═════ DATA RECORDS
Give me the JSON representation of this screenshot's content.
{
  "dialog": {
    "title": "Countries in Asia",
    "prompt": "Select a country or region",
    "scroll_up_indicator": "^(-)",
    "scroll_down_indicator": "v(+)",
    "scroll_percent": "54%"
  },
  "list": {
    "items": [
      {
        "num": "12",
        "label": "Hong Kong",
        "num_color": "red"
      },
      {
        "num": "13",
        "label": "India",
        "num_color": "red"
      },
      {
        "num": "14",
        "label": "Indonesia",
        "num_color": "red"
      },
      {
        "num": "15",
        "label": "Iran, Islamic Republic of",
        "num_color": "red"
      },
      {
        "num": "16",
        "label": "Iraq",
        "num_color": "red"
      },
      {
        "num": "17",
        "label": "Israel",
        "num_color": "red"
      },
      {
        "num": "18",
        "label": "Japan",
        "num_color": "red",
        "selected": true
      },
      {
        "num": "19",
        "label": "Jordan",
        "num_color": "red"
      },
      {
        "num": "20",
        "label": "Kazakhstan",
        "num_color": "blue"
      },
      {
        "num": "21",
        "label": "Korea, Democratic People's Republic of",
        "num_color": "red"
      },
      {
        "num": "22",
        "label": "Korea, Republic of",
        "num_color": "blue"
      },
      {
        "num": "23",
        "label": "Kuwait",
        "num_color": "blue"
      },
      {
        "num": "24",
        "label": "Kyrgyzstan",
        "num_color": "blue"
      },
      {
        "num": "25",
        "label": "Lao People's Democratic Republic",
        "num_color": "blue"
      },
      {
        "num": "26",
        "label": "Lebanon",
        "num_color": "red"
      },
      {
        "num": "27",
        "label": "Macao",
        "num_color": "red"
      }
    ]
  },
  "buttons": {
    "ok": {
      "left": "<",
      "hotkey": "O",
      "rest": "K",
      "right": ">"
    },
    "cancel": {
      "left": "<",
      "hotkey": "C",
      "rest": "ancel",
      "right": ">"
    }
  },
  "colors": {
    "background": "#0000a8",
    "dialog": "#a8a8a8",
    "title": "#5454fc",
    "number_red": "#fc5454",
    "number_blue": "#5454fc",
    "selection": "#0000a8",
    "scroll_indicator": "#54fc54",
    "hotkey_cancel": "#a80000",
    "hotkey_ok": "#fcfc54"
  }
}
══════════
Produce an exact copy of the whole listing.

OUTPUT OF THE TASK ->
Give me the JSON representation of this screenshot's content.
{
  "dialog": {
    "title": "Countries in Asia",
    "prompt": "Select a country or region",
    "scroll_up_indicator": "^(-)",
    "scroll_down_indicator": "v(+)",
    "scroll_percent": "54%"
  },
  "list": {
    "items": [
      {
        "num": "12",
        "label": "Hong Kong",
        "num_color": "red"
      },
      {
        "num": "13",
        "label": "India",
        "num_color": "red"
      },
      {
        "num": "14",
        "label": "Indonesia",
        "num_color": "red"
      },
      {
        "num": "15",
        "label": "Iran, Islamic Republic of",
        "num_color": "red"
      },
      {
        "num": "16",
        "label": "Iraq",
        "num_color": "red"
      },
      {
        "num": "17",
        "label": "Israel",
        "num_color": "red"
      },
      {
        "num": "18",
        "label": "Japan",
        "num_color": "red",
        "selected": true
      },
      {
        "num": "19",
        "label": "Jordan",
        "num_color": "red"
      },
      {
        "num": "20",
        "label": "Kazakhstan",
        "num_color": "blue"
      },
      {
        "num": "21",
        "label": "Korea, Democratic People's Republic of",
        "num_color": "red"
      },
      {
        "num": "22",
        "label": "Korea, Republic of",
        "num_color": "blue"
      },
      {
        "num": "23",
        "label": "Kuwait",
        "num_color": "blue"
      },
      {
        "num": "24",
        "label": "Kyrgyzstan",
        "num_color": "blue"
      },
      {
        "num": "25",
        "label": "Lao People's Democratic Republic",
        "num_color": "blue"
      },
      {
        "num": "26",
        "label": "Lebanon",
        "num_color": "red"
      },
      {
        "num": "27",
        "label": "Macao",
        "num_color": "red"
      }
    ]
  },
  "buttons": {
    "ok": {
      "left": "<",
      "hotkey": "O",
      "rest": "K",
      "right": ">"
    },
    "cancel": {
      "left": "<",
      "hotkey": "C",
      "rest": "ancel",
      "right": ">"
    }
  },
  "colors": {
    "background": "#0000a8",
    "dialog": "#a8a8a8",
    "title": "#5454fc",
    "number_red": "#fc5454",
    "number_blue": "#5454fc",
    "selection": "#0000a8",
    "scroll_indicator": "#54fc54",
    "hotkey_cancel": "#a80000",
    "hotkey_ok": "#fcfc54"
  }
}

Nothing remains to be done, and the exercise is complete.